─── PODANY FRAGMENT
Wolność słowa

Czy w czasie gdy Rosja napadła na małe niewinne państwo wypada bardzo źle pisać o Ukraińcach?
Osobiście nie pałam miłością do nich ale są poszkodowani więc myślę,że nie czas wyciągać Wołynie i inne takie.Mamy wolność wypowiedzi ale czy powinny być jakieś granice?
Podam tu(jeżeli nie można bo konkurencja to Okonek usunie) nazwę forum gdzie straszliwe rzeczy o Ukrainie piszą: Forumowisko,temat"Jak rozwinie się sytuacja na Ukrainie?".

3 polubienia

Szkolę cenzuralnie

Edit jako moder czy moderacia moge byc kaprysna
Ale to artyztm.

1 polubienie

Okonek nie jest żabia

1 polubienie

Mam podobnie, ale z drugiej strony - żal mi ich jako ludzi udręczonych wojną. Wydaje mi się, że nie wszyscy są tacy jak myślimy. :thinking:

2 polubienia

Co konstruktywnego by było teraz w wyciąganiu rzezi na Wołyniu i pluciu teraz na ten naród? Ci, którzy chcą dowalić Ukraińcom głównie to wyciągają. Na to też liczy Władolph, że się będziemy o to żreć a jego armia złożona z więźniów, oszukanych obywateli i innych osobników będzie rujnować i mordować.
Zagrożenie jest realne i dla nas a mam wrażenie, że ci, którzy tak chętnie popierają awantury i samosądy sami sa niedouczeni.

3 polubienia

Zawalcze o
Jakby i gdyby?ostatnio to?
──────
» **CEL ĆWICZENIA**: Podejmij przytoczoną powyżej dyskusję forumową o granicach wolności słowa wobec Ukraińców w czasie wojny i dopisz jej dalszy ciąg, zaczynając po ostatnim wpisie.
─── WIERSZE DANYCH
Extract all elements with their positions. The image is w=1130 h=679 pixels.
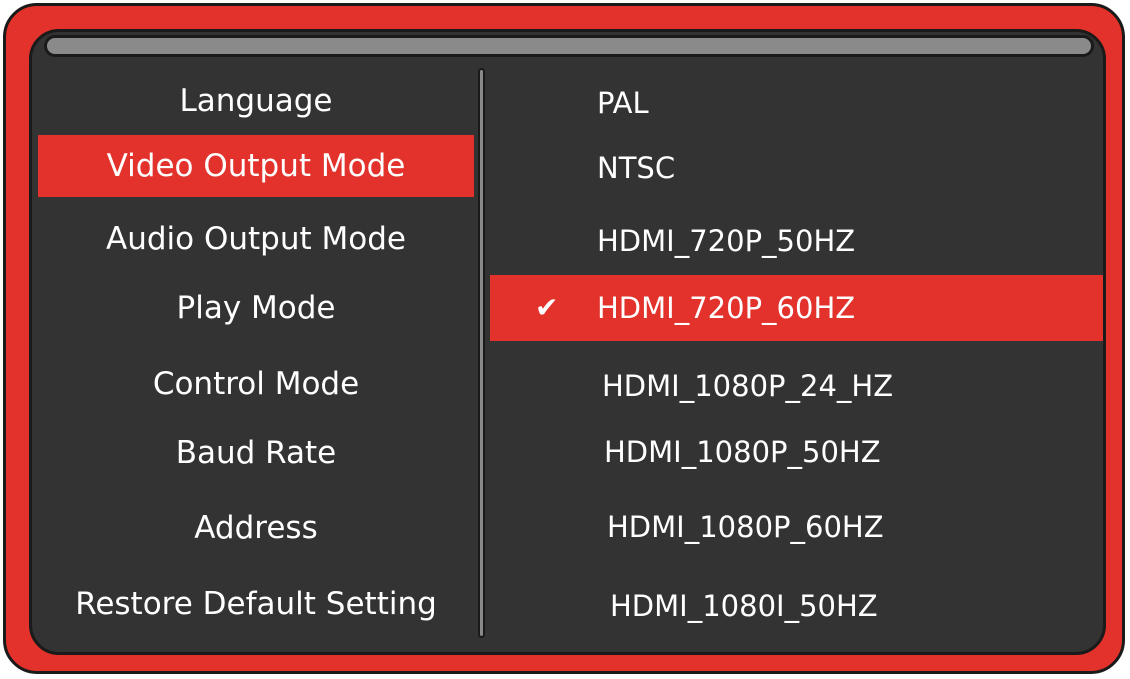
- menu-item-language[interactable]: Language: [38, 70, 474, 132]
- option-label: HDMI_1080I_50HZ: [610, 589, 878, 623]
- option-hdmi-1080i-50hz[interactable]: HDMI_1080I_50HZ: [490, 573, 1103, 639]
- option-hdmi-1080p-24-hz[interactable]: HDMI_1080P_24_HZ: [490, 353, 1103, 419]
- menu-item-video-output-mode[interactable]: Video Output Mode: [38, 135, 474, 197]
- checkmark-icon: ✔: [535, 291, 559, 324]
- menu-item-play-mode[interactable]: Play Mode: [38, 277, 474, 339]
- option-hdmi-1080p-50hz[interactable]: HDMI_1080P_50HZ: [490, 419, 1103, 485]
- vertical-divider-scrollbar[interactable]: [478, 68, 485, 638]
- option-hdmi-720p-50hz[interactable]: HDMI_720P_50HZ: [490, 208, 1103, 274]
- menu-item-baud-rate[interactable]: Baud Rate: [38, 422, 474, 484]
- option-label: NTSC: [597, 151, 676, 185]
- osd-menu-screen: Language Video Output Mode Audio Output …: [29, 29, 1106, 655]
- option-pal[interactable]: PAL: [490, 70, 1103, 136]
- option-label: HDMI_720P_60HZ: [597, 291, 856, 325]
- option-ntsc[interactable]: NTSC: [490, 135, 1103, 201]
- option-label: HDMI_1080P_24_HZ: [602, 369, 894, 403]
- option-label: HDMI_1080P_60HZ: [607, 510, 884, 544]
- option-hdmi-1080p-60hz[interactable]: HDMI_1080P_60HZ: [490, 494, 1103, 560]
- menu-item-restore-default-setting[interactable]: Restore Default Setting: [38, 573, 474, 635]
- option-label: PAL: [597, 86, 649, 120]
- osd-menu-frame: Language Video Output Mode Audio Output …: [3, 3, 1125, 674]
- menu-item-address[interactable]: Address: [38, 497, 474, 559]
- option-label: HDMI_720P_50HZ: [597, 224, 856, 258]
- option-hdmi-720p-60hz[interactable]: ✔ HDMI_720P_60HZ: [490, 275, 1103, 341]
- top-scrollbar[interactable]: [44, 35, 1094, 57]
- option-label: HDMI_1080P_50HZ: [604, 435, 881, 469]
- menu-item-audio-output-mode[interactable]: Audio Output Mode: [38, 208, 474, 270]
- menu-item-control-mode[interactable]: Control Mode: [38, 353, 474, 415]
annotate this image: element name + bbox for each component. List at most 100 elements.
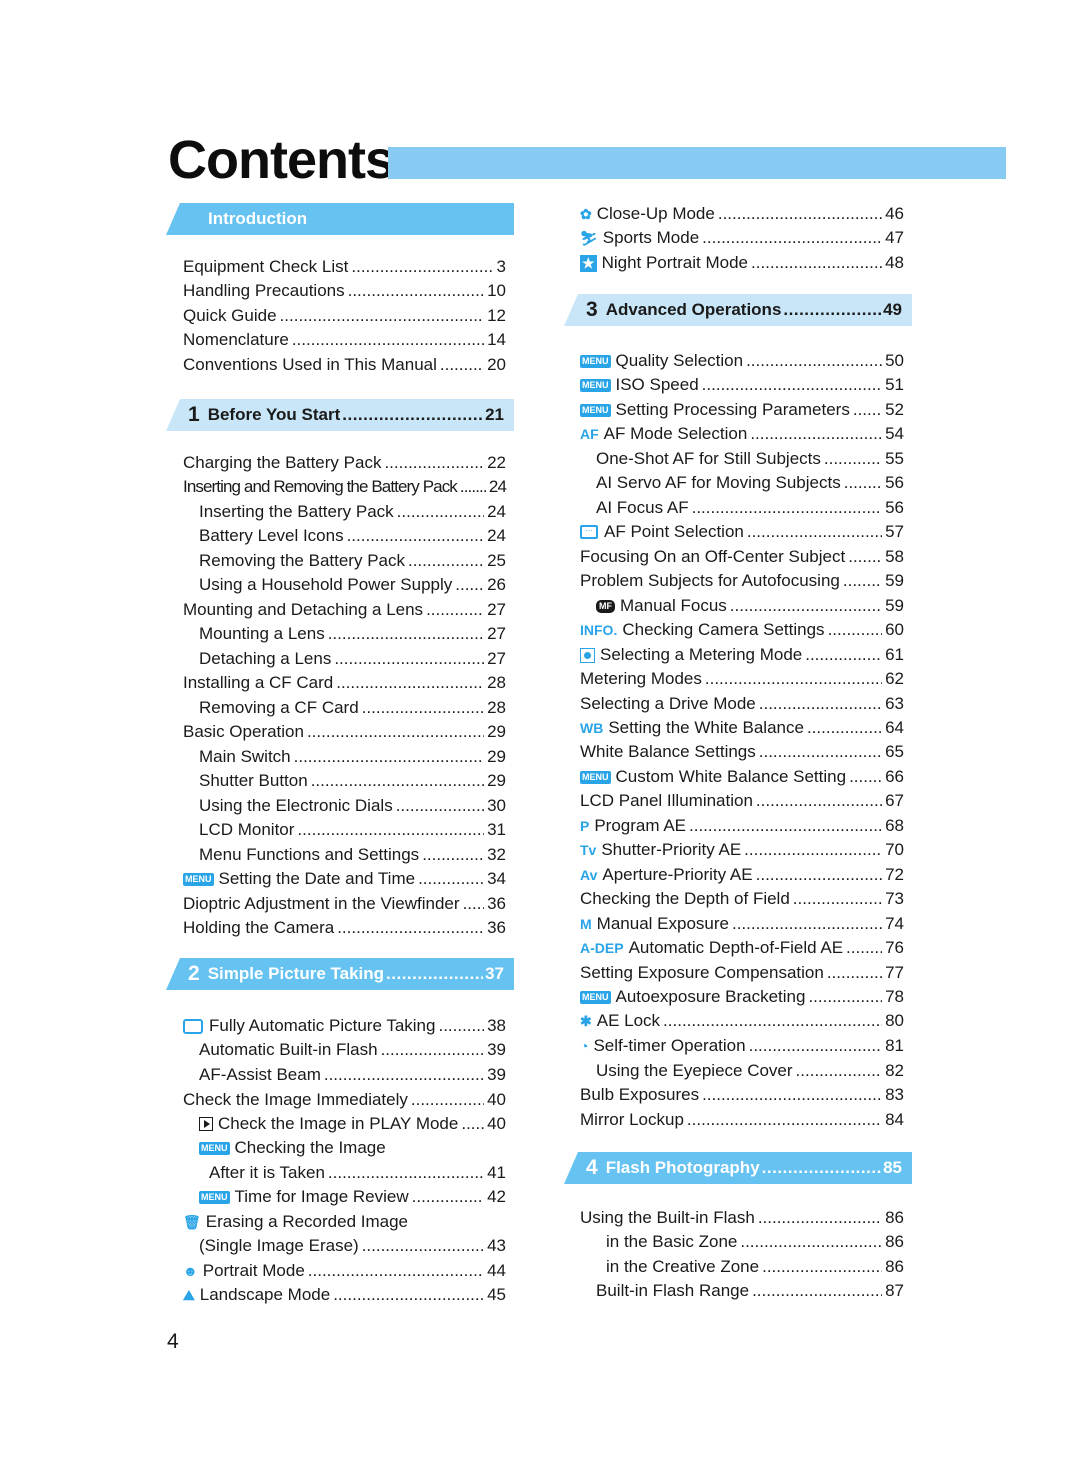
toc-entry[interactable]: ✿Close-Up Mode 46 xyxy=(580,202,904,226)
entry-title: Portrait Mode xyxy=(202,1261,305,1280)
toc-entry[interactable]: Charging the Battery Pack 22 xyxy=(183,451,506,475)
toc-entry[interactable]: LCD Panel Illumination 67 xyxy=(580,789,904,813)
toc-entry[interactable]: MENU Autoexposure Bracketing 78 xyxy=(580,985,904,1009)
toc-entry[interactable]: Problem Subjects for Autofocusing 59 xyxy=(580,569,904,593)
toc-entry[interactable]: AF-Assist Beam 39 xyxy=(199,1063,506,1087)
toc-entry[interactable]: Handling Precautions 10 xyxy=(183,279,506,303)
toc-entry[interactable]: PProgram AE 68 xyxy=(580,814,904,838)
toc-entry[interactable]: ★Night Portrait Mode 48 xyxy=(580,251,904,275)
toc-entry[interactable]: MENU Setting the Date and Time 34 xyxy=(183,867,506,891)
toc-entry[interactable]: Check the Image in PLAY Mode 40 xyxy=(199,1112,506,1136)
toc-entry[interactable]: TvShutter-Priority AE 70 xyxy=(580,838,904,862)
section-flash-photography[interactable]: 4 Flash Photography 85 xyxy=(564,1152,912,1184)
toc-entry[interactable]: Inserting the Battery Pack 24 xyxy=(199,500,506,524)
leader-dots xyxy=(687,1110,882,1130)
leader-dots xyxy=(351,257,493,277)
toc-entry[interactable]: Using a Household Power Supply 26 xyxy=(199,573,506,597)
toc-entry[interactable]: White Balance Settings 65 xyxy=(580,740,904,764)
toc-entry[interactable]: 🗑 Erasing a Recorded Image xyxy=(183,1210,506,1234)
toc-entry[interactable]: Conventions Used in This Manual 20 xyxy=(183,353,506,377)
toc-entry[interactable]: After it is Taken 41 xyxy=(209,1161,506,1185)
toc-entry[interactable]: Using the Built-in Flash 86 xyxy=(580,1206,904,1230)
toc-entry[interactable]: Dioptric Adjustment in the Viewfinder 36 xyxy=(183,892,506,916)
section-before-you-start[interactable]: 1 Before You Start 21 xyxy=(166,399,514,431)
toc-entry[interactable]: Setting Exposure Compensation 77 xyxy=(580,961,904,985)
toc-entry[interactable]: Selecting a Drive Mode 63 xyxy=(580,692,904,716)
toc-entry[interactable]: Mirror Lockup 84 xyxy=(580,1108,904,1132)
toc-entry[interactable]: ✱AE Lock 80 xyxy=(580,1009,904,1033)
toc-entry[interactable]: ··· AF Point Selection 57 xyxy=(580,520,904,544)
leader-dots xyxy=(384,453,484,473)
section-advanced-operations[interactable]: 3 Advanced Operations 49 xyxy=(564,294,912,326)
toc-entry[interactable]: INFO.Checking Camera Settings 60 xyxy=(580,618,904,642)
toc-entry[interactable]: A-DEPAutomatic Depth-of-Field AE 76 xyxy=(580,936,904,960)
toc-entry[interactable]: Quick Guide 12 xyxy=(183,304,506,328)
toc-entry[interactable]: Menu Functions and Settings 32 xyxy=(199,843,506,867)
toc-entry[interactable]: Mounting and Detaching a Lens 27 xyxy=(183,598,506,622)
toc-entry[interactable]: Basic Operation 29 xyxy=(183,720,506,744)
leader-dots xyxy=(762,1257,882,1277)
toc-entry[interactable]: ◔Self-timer Operation 81 xyxy=(580,1034,904,1058)
toc-entry[interactable]: ⛰Landscape Mode 45 xyxy=(183,1283,506,1307)
section-page: 49 xyxy=(883,300,902,319)
entry-title: Problem Subjects for Autofocusing xyxy=(580,571,840,590)
entry-page: 68 xyxy=(885,816,904,835)
toc-entry[interactable]: MENU Setting Processing Parameters 52 xyxy=(580,398,904,422)
toc-entry[interactable]: AvAperture-Priority AE 72 xyxy=(580,863,904,887)
toc-entry[interactable]: MENU Checking the Image xyxy=(199,1136,506,1160)
toc-entry[interactable]: Metering Modes 62 xyxy=(580,667,904,691)
toc-entry[interactable]: Shutter Button 29 xyxy=(199,769,506,793)
entry-title: Automatic Depth-of-Field AE xyxy=(628,938,844,957)
toc-entry[interactable]: in the Basic Zone 86 xyxy=(606,1230,904,1254)
toc-entry[interactable]: Detaching a Lens 27 xyxy=(199,647,506,671)
toc-entry[interactable]: Installing a CF Card 28 xyxy=(183,671,506,695)
toc-entry[interactable]: Check the Image Immediately 40 xyxy=(183,1088,506,1112)
toc-entry[interactable]: Focusing On an Off-Center Subject 58 xyxy=(580,545,904,569)
entry-title: AF Point Selection xyxy=(604,522,744,541)
entry-title: AI Servo AF for Moving Subjects xyxy=(596,473,841,492)
toc-entry[interactable]: MENU Quality Selection 50 xyxy=(580,349,904,373)
toc-entry[interactable]: Inserting and Removing the Battery Pack 2… xyxy=(183,475,507,499)
toc-entry[interactable]: MENU ISO Speed 51 xyxy=(580,373,904,397)
toc-entry[interactable]: MManual Exposure 74 xyxy=(580,912,904,936)
toc-entry[interactable]: Holding the Camera 36 xyxy=(183,916,506,940)
leader-dots xyxy=(438,1016,484,1036)
toc-entry[interactable]: Bulb Exposures 83 xyxy=(580,1083,904,1107)
toc-entry[interactable]: ⛷Sports Mode 47 xyxy=(580,226,904,250)
entry-title: Autoexposure Bracketing xyxy=(615,987,806,1006)
toc-entry[interactable]: Equipment Check List 3 xyxy=(183,255,506,279)
section-introduction[interactable]: Introduction xyxy=(166,203,514,235)
toc-entry[interactable]: MENU Custom White Balance Setting 66 xyxy=(580,765,904,789)
entry-title: Inserting the Battery Pack xyxy=(199,502,394,521)
toc-entry[interactable]: Built-in Flash Range 87 xyxy=(596,1279,904,1303)
toc-entry[interactable]: AI Servo AF for Moving Subjects 56 xyxy=(596,471,904,495)
toc-entry[interactable]: Mounting a Lens 27 xyxy=(199,622,506,646)
toc-entry[interactable]: ☻Portrait Mode 44 xyxy=(183,1259,506,1283)
toc-entry[interactable]: Selecting a Metering Mode 61 xyxy=(580,643,904,667)
toc-entry[interactable]: Removing a CF Card 28 xyxy=(199,696,506,720)
toc-entry[interactable]: Automatic Built-in Flash 39 xyxy=(199,1038,506,1062)
toc-entry[interactable]: Battery Level Icons 24 xyxy=(199,524,506,548)
entry-page: 62 xyxy=(885,669,904,688)
toc-entry[interactable]: Using the Eyepiece Cover 82 xyxy=(596,1059,904,1083)
entry-title: Nomenclature xyxy=(183,330,289,349)
section-label: Simple Picture Taking xyxy=(207,964,385,983)
toc-entry[interactable]: Main Switch 29 xyxy=(199,745,506,769)
toc-entry[interactable]: Fully Automatic Picture Taking 38 xyxy=(183,1014,506,1038)
toc-entry[interactable]: AFAF Mode Selection 54 xyxy=(580,422,904,446)
toc-entry[interactable]: MF Manual Focus 59 xyxy=(596,594,904,618)
section-simple-picture-taking[interactable]: 2 Simple Picture Taking 37 xyxy=(166,958,514,990)
toc-entry[interactable]: MENU Time for Image Review 42 xyxy=(199,1185,506,1209)
toc-entry[interactable]: AI Focus AF 56 xyxy=(596,496,904,520)
toc-entry[interactable]: WBSetting the White Balance 64 xyxy=(580,716,904,740)
toc-entry[interactable]: Checking the Depth of Field 73 xyxy=(580,887,904,911)
toc-entry[interactable]: (Single Image Erase) 43 xyxy=(199,1234,506,1258)
toc-entry[interactable]: in the Creative Zone 86 xyxy=(606,1255,904,1279)
toc-entry[interactable]: One-Shot AF for Still Subjects 55 xyxy=(596,447,904,471)
toc-entry[interactable]: Removing the Battery Pack 25 xyxy=(199,549,506,573)
toc-entry[interactable]: Using the Electronic Dials 30 xyxy=(199,794,506,818)
entry-page: 46 xyxy=(885,204,904,223)
toc-entry[interactable]: LCD Monitor 31 xyxy=(199,818,506,842)
leader-dots xyxy=(750,424,882,444)
toc-entry[interactable]: Nomenclature 14 xyxy=(183,328,506,352)
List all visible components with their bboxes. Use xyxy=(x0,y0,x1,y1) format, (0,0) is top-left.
──────
» **ODPOWIEDŹ**:
To Ci odpowiem
Swiat na pograniczu

1 polubienie

Rozumiem, że to jest trauma, ale jakiś 7-letni Oleg czy dorosła Oksana nie jest winna temu, co się działo przed ich urodzeniem. Nagle obudzili się ci, co przed wojną nie interesowali się historią a teraz wzmożenie, bo trole indukują konflikt i rozpalają antagonizmy w necie. :thinking:

4 polubienia

Witaj w klubie

2 polubienia

Zależy co myślimy. Jak z każdym narodem: są źli (a zło bardzo “zachodzi za skórę”) i są dobrzy (co postrzega się jako coś normalnego. Rosjanie też są i byli dobrzy i źli, podobnie jak Niemcy. Ogólnie jestem przeciwna robieniu tego co wypada a co nie wypada. Może lepiej się zastanowić. Mam koleżankę, pianistkę, która stwierdziła że nie będzie grać Rachmaninowa bo był Rosjaninem I jaki to ma sens?

8 polubień

Ja jestem z tzw. ziem odzyskanych", gdzie mieszkały różne nacje. Nie zwracało się uwagi na to, kto skąd jest (mój najlepszy kumpel w trzeciej klasie podstawówki wyjechał z rodzicami do Niemiec,( bo oni stwierdzili, że jednak chcą do swoich). Ukraińcy głównie z ludnością rdzenną (Warmiakami) się ścierali. Ale dlaczego nie ścierali się z nikim Polacy przesiedleni z Białorusi lub ci, którzy przybyli z Polski centralnej? Nie będę snuła opowieści dziwnej treści w stylu: kto kogo pobił/zabił/obrabował/puścił z dymem, bo nie o to tu chodzi. Teraz Ukraińcy potrzebują pomocy, więc trzeba im pomagać, bo ich żal.

6 polubień

Z miasta Łodzi jestem :upside_down_face::upside_down_face::upside_down_face: wielokulturowego

1 polubienie

Nunu zrób klatkę! STOP

1 polubienie

Medal ma dwie strony. Jedna to wojna i konieczność militarnego wsparcia by ruskie się wykończyli i nie poszli na zachód. Druga to rolnicy i interesy agro oligarchów. Tu trzeba gadać zarówno z Kijowem jak i Brukselą.

2 polubienia

Ukraińcy nienawidzili nas,między innymi na Warmii to dało się odczuć przez akcję “Wisła”.

3 polubienia

Przeczytałam, że pono jesteśmy zupełnie inni jeśli chodzi o pochodzenie, a także pogląd na różne sprawy. Mamy zupełnie innych przodków. Może to jest przyczyną?

2 polubienia

A ja wiem…trochę innych przodków i trochę tych samych mamy…

2 polubienia

Tego nie wiem, bo wtedy nie żyłam. Ale jak ciebie by tak przesiedlili z chaty w górach i kazali mieszkać na Mazurach bez pytania to byś się cieszył?

1 polubienie

Raczej nie!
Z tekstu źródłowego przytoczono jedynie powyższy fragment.